● **EXERCISE REQUIREMENTS**: Find the lines holding the string "property" in the data, then copy all of them.
++++ ENTRIES SHOWN ++++
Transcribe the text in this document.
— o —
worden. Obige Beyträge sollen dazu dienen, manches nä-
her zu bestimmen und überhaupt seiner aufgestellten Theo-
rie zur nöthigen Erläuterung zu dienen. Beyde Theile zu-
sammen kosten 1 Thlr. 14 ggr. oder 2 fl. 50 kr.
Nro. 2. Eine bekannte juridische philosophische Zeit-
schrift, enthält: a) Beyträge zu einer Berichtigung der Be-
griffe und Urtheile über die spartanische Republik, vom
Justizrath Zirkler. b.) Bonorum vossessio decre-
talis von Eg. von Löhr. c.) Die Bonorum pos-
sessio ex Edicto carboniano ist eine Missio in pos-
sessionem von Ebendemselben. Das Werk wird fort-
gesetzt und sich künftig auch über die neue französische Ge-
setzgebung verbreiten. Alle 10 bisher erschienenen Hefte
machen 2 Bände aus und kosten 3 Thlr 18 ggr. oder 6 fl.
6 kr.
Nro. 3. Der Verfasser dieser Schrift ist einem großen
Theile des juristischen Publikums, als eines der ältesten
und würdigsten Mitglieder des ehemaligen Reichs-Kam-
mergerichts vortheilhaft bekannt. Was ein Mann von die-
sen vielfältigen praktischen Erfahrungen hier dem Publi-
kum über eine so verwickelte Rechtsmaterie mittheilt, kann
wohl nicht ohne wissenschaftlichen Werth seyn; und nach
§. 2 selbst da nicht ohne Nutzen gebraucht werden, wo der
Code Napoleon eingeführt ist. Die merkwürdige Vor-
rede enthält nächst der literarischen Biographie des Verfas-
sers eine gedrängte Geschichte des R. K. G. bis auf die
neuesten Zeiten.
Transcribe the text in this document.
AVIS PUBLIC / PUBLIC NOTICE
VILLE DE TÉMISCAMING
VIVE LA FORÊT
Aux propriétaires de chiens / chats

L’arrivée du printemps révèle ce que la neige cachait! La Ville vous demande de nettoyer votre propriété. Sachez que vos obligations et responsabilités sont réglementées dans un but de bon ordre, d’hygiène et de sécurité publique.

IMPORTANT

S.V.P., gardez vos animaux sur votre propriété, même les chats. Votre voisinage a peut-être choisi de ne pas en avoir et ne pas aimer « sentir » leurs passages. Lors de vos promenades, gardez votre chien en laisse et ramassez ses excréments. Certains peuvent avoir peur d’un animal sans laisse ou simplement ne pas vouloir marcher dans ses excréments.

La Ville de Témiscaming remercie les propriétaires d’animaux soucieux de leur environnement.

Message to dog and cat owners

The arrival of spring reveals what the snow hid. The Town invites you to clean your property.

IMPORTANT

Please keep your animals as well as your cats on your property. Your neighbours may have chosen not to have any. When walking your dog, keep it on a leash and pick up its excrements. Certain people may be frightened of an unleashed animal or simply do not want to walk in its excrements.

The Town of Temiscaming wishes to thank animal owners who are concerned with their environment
++++
● **ANSWER TO THIS TASK**:
The arrival of spring reveals what the snow hid. The Town invites you to clean your property.
Please keep your animals as well as your cats on your property. Your neighbours may have chosen not to have any. When walking your dog, keep it on a leash and pick up its excrements. Certain people may be frightened of an unleashed animal or simply do not want to walk in its excrements.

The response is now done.